- **DIRECTIVE**
Below are the records; pull every line that includes "color".

- **EXERCISE MATERIALS**
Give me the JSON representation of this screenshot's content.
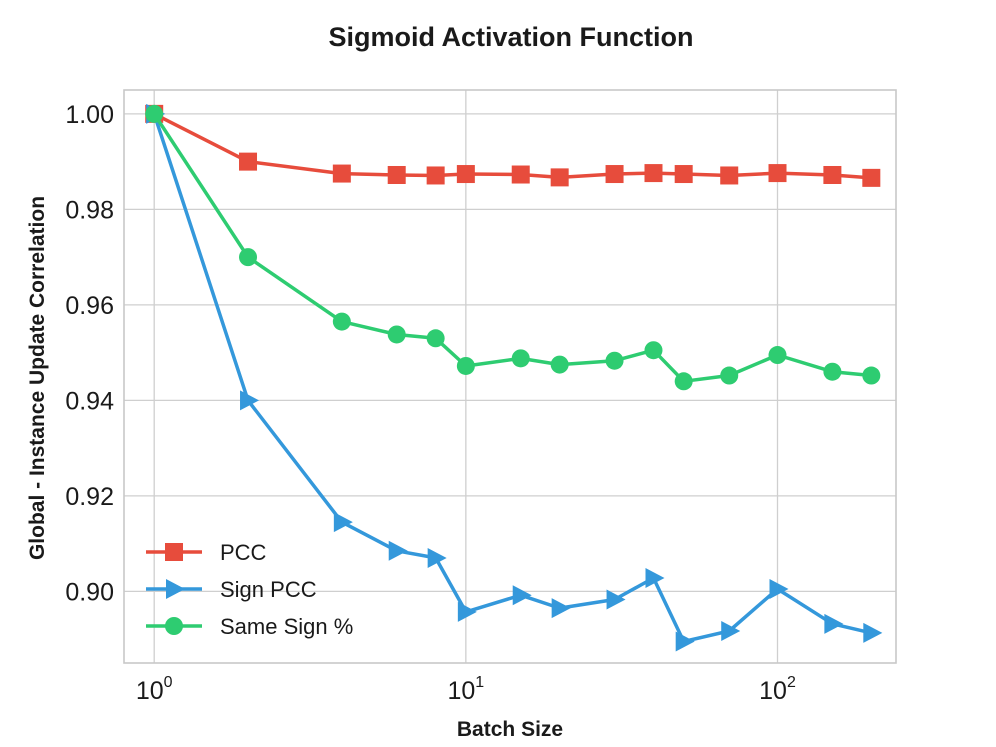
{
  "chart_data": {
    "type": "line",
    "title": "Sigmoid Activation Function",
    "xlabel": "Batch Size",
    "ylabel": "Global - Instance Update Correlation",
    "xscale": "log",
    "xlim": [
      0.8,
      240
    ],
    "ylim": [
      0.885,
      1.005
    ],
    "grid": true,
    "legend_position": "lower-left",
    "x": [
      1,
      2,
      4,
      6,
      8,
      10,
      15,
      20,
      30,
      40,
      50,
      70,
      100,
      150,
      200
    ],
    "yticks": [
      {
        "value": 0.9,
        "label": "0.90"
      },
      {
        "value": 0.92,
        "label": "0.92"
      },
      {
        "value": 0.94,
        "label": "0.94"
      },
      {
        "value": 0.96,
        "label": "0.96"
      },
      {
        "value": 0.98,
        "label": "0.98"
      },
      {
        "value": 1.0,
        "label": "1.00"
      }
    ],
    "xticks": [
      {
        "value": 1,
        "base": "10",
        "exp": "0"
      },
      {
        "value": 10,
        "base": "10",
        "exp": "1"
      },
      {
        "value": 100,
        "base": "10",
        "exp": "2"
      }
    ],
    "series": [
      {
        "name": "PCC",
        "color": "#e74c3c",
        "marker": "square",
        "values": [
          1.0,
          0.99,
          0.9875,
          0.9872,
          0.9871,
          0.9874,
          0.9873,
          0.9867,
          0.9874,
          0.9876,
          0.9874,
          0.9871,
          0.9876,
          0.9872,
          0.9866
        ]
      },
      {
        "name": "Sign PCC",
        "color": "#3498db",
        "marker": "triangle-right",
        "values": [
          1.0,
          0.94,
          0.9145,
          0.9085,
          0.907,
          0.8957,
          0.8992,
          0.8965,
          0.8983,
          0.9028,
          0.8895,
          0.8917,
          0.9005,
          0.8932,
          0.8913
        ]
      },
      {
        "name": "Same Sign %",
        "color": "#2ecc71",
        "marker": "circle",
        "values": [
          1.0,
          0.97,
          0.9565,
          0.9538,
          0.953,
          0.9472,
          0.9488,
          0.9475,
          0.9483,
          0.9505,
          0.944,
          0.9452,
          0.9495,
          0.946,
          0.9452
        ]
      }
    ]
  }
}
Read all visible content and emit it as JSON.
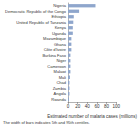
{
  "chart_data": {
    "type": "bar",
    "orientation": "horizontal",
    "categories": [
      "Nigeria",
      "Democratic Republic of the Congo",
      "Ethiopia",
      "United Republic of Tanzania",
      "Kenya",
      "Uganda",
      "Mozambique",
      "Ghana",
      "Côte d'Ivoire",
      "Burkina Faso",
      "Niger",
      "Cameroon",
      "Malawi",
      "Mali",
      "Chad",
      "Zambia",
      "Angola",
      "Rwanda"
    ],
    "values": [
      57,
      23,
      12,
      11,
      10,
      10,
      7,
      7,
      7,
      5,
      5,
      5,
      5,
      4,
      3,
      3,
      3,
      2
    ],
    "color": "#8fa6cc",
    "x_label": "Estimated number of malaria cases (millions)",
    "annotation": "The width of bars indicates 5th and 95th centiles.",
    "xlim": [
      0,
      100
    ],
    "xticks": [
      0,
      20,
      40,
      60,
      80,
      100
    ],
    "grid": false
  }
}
--
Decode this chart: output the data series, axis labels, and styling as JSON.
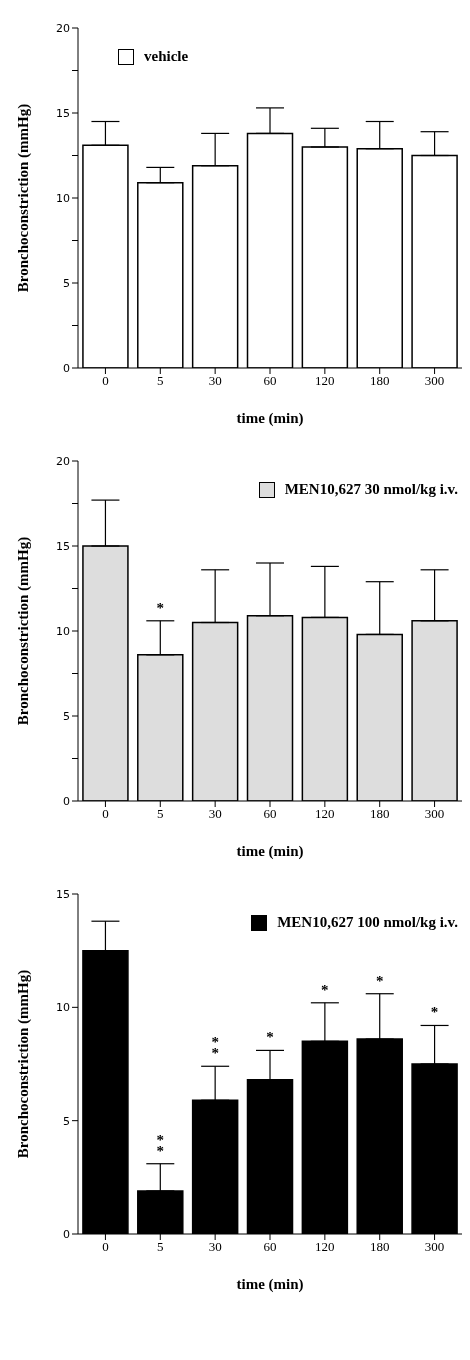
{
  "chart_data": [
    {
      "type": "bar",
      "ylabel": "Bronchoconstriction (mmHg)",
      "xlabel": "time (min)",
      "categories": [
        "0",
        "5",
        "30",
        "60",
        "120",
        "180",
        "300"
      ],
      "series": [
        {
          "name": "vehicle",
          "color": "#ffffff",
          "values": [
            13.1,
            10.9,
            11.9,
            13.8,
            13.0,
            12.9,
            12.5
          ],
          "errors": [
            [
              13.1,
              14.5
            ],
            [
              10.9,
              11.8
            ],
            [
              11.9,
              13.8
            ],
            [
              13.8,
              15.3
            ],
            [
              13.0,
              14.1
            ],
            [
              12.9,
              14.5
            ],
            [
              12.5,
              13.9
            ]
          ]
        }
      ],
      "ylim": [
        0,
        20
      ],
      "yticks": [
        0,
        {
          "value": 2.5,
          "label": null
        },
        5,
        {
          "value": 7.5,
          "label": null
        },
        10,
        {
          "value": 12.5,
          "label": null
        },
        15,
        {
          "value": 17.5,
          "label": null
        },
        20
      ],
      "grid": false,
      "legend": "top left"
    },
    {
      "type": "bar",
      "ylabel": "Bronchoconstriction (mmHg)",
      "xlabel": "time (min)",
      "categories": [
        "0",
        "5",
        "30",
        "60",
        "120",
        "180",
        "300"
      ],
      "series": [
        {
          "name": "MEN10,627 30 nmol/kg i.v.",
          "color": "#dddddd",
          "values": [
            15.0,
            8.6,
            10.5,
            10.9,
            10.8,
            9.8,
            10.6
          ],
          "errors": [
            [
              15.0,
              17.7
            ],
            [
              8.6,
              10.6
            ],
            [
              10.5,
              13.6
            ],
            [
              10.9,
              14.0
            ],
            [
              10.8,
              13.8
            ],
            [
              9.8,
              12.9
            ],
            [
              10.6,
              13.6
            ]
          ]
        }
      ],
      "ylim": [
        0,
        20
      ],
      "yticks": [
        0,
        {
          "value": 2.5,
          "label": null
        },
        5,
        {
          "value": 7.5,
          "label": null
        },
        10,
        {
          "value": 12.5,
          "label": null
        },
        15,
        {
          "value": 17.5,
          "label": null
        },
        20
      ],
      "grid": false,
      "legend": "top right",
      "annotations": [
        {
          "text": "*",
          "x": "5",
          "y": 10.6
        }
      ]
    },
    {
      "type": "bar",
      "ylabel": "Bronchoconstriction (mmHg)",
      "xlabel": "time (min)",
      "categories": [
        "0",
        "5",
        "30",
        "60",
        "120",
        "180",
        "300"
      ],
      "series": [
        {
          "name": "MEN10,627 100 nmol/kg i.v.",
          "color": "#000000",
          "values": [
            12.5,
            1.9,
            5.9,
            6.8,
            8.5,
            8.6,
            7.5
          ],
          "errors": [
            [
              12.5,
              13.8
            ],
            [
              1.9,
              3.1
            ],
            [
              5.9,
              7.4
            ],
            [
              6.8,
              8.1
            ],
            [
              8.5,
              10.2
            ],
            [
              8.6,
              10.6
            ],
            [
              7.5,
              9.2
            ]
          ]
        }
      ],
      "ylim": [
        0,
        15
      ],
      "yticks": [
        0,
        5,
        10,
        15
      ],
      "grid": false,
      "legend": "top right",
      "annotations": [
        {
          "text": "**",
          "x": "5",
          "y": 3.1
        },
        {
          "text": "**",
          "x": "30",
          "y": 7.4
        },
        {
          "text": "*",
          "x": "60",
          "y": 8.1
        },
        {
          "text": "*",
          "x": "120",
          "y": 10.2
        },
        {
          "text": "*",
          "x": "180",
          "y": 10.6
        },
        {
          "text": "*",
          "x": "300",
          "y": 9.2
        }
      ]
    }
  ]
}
--
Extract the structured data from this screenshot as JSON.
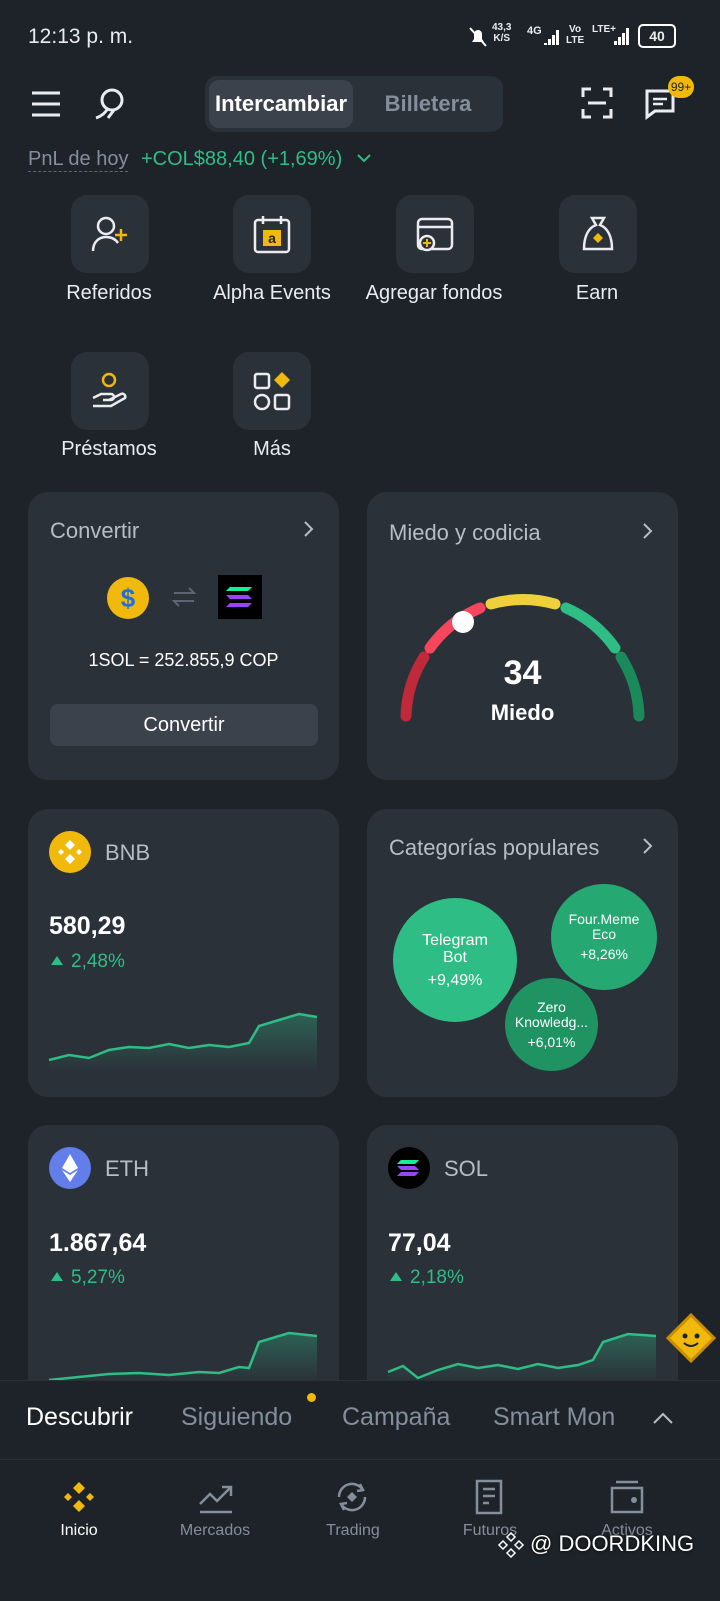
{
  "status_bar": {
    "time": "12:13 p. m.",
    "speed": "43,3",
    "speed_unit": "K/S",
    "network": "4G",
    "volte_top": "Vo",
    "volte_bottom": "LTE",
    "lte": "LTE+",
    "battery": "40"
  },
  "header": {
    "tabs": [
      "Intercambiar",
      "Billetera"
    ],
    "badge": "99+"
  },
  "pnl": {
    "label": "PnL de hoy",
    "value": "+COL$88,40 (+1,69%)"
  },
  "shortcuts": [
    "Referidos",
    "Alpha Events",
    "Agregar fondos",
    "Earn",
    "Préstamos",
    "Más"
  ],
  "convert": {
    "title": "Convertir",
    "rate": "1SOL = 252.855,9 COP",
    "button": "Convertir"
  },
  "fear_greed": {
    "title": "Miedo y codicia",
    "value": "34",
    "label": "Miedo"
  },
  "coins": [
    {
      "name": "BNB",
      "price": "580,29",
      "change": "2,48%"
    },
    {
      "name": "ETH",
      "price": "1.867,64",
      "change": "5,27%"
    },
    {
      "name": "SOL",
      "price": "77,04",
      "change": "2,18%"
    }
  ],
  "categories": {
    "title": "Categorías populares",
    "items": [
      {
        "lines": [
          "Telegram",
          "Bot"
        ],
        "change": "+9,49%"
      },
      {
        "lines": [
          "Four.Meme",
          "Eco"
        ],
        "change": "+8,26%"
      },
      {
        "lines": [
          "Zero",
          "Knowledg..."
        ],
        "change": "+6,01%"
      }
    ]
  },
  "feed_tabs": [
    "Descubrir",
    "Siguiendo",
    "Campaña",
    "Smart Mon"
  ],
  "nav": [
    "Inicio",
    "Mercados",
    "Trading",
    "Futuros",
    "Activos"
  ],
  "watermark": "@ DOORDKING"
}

- **EXERCISE RESPONSE**
        "color": "#e74c3c",
        "color": "#3498db",
        "color": "#2ecc71",
    "color": "#8fa6cc",
          "color": "#ffffff",
          "color": "#dddddd",
          "color": "#000000",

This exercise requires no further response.